Page extract ::
HomeOpinionThe Moyo story: the ironies of our time

The Moyo story: the ironies of our time

By Beatrice Mtetwa

THE debate on whether or not former Information minister Jonathan Moyo should be given coverage in the media, particularly in the independent press, has been an interesting one. I am surpr

ised that any media practitioner should advocate the deliberate blackout of Moyo in the media.


The enjoyment of rights, including the right to freedom of expression, is for all who inhabit Zimbabwe and Moyo is as entitled to it as the next person.

Consumers of media products are equally entitled to receive information about Moyo, including what he has to say about his revolutionary party and how it deals with issues of democracy.


It is equally wrong to only cover Moyo in a negative way as has been happening at one media house. This is precisely what we complain about in the state media where the incessant coverage of the opposition and its members is only negative.


However, this is not to say we should forget what Moyo has done to the media in the past few years. Moyo and the many “colleagues” he still has in Zanu PF must be reminded over and over again of their excesses and how these impacted on the lives of many Zimbabweans. He must be reminded that when human rights defenders advocate the enforcement of basic rights, this has nothing to do with opposition politics as human rights do not belong to a political party.


It is as wrong for Chris Kuruneri to spend a year in remand prison without a trial as it is for Roy Bennett to be incarcerated in the circumstances that he was. An independent judiciary equally has nothing to do with opposition politics as every litigant, regardless of political affiliation, is entitled to full protection of the law through a fair hearing by an independent and impartial judiciary.

Data excerpts ::
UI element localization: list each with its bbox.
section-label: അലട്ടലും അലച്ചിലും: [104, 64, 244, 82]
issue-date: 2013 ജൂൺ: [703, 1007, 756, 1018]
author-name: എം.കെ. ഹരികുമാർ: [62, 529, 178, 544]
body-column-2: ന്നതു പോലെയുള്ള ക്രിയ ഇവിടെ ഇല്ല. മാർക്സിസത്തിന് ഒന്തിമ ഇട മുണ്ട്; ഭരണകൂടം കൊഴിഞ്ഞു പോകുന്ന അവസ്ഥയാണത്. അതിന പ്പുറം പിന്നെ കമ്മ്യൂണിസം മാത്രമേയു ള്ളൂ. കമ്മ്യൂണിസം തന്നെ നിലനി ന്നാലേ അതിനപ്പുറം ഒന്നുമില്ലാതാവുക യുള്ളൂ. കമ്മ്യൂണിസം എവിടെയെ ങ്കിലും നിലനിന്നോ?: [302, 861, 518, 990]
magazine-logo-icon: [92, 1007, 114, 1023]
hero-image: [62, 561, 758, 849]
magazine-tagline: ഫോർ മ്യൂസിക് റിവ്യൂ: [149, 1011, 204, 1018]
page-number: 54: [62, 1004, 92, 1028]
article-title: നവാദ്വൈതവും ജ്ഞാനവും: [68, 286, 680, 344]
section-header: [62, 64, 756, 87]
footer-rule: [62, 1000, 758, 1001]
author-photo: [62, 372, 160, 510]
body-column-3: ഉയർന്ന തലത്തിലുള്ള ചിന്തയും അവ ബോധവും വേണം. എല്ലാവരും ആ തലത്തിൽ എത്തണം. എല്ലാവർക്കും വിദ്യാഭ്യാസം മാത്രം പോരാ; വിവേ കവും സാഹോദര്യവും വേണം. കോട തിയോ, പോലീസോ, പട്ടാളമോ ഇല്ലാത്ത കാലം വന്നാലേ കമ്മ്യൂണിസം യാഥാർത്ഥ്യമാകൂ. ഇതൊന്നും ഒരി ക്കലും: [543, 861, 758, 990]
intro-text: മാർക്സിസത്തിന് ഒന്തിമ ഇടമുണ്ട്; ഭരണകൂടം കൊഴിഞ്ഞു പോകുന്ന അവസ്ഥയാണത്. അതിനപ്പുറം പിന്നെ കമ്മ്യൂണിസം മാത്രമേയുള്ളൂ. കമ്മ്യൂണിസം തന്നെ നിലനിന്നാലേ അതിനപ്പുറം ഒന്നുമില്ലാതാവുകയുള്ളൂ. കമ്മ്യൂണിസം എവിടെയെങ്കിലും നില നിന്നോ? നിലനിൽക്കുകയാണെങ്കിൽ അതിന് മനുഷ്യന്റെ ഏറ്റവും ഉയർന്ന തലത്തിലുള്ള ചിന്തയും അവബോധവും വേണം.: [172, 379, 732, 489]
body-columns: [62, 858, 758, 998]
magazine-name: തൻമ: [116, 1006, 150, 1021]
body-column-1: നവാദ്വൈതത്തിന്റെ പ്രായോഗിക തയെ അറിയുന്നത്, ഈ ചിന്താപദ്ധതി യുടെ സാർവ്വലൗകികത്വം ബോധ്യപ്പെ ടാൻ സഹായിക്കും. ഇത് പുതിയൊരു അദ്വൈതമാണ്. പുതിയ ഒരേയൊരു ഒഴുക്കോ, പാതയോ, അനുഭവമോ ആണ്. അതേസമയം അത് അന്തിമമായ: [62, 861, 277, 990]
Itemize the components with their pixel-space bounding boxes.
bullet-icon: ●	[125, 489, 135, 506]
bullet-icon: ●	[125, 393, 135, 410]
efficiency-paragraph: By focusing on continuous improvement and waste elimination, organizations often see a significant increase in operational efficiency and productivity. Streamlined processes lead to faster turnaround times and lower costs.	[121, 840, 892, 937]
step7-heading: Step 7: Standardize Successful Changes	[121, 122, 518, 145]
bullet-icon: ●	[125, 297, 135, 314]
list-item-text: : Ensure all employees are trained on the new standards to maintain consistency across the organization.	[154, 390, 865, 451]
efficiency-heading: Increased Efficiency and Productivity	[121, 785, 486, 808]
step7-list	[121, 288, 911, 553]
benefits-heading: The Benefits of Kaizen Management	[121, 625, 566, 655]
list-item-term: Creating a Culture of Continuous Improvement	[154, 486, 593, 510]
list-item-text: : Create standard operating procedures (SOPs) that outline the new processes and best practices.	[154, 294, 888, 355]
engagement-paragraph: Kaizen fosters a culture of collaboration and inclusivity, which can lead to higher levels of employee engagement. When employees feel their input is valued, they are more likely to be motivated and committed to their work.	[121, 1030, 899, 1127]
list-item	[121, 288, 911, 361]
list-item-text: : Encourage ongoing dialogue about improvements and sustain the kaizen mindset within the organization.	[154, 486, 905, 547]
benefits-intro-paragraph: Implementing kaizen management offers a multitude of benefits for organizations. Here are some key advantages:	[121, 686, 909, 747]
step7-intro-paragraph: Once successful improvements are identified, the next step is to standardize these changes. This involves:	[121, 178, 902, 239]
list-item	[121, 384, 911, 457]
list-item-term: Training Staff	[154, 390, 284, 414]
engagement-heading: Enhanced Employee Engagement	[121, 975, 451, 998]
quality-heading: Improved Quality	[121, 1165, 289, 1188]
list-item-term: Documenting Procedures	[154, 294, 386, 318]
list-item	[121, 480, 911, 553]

Assigned task 1 :: Could you print the Moyo opinion piece from "However, this is" up to and including "and impartial judiciary."?
Assigned task 2 :: Which people does the Moyo opinion piece name, counting its byline?

Response 1 ::
However, this is not to say we should forget what Moyo has done to the media in the past few years. Moyo and the many “colleagues” he still has in Zanu PF must be reminded over and over again of their excesses and how these impacted on the lives of many Zimbabweans. He must be reminded that when human rights defenders advocate the enforcement of basic rights, this has nothing to do with opposition politics as human rights do not belong to a political party.


It is as wrong for Chris Kuruneri to spend a year in remand prison without a trial as it is for Roy Bennett to be incarcerated in the circumstances that he was. An independent judiciary equally has nothing to do with opposition politics as every litigant, regardless of political affiliation, is entitled to full protection of the law through a fair hearing by an independent and impartial judiciary.

Response 2 ::
- Beatrice Mtetwa
- Jonathan Moyo
- Chris Kuruneri
- Roy Bennett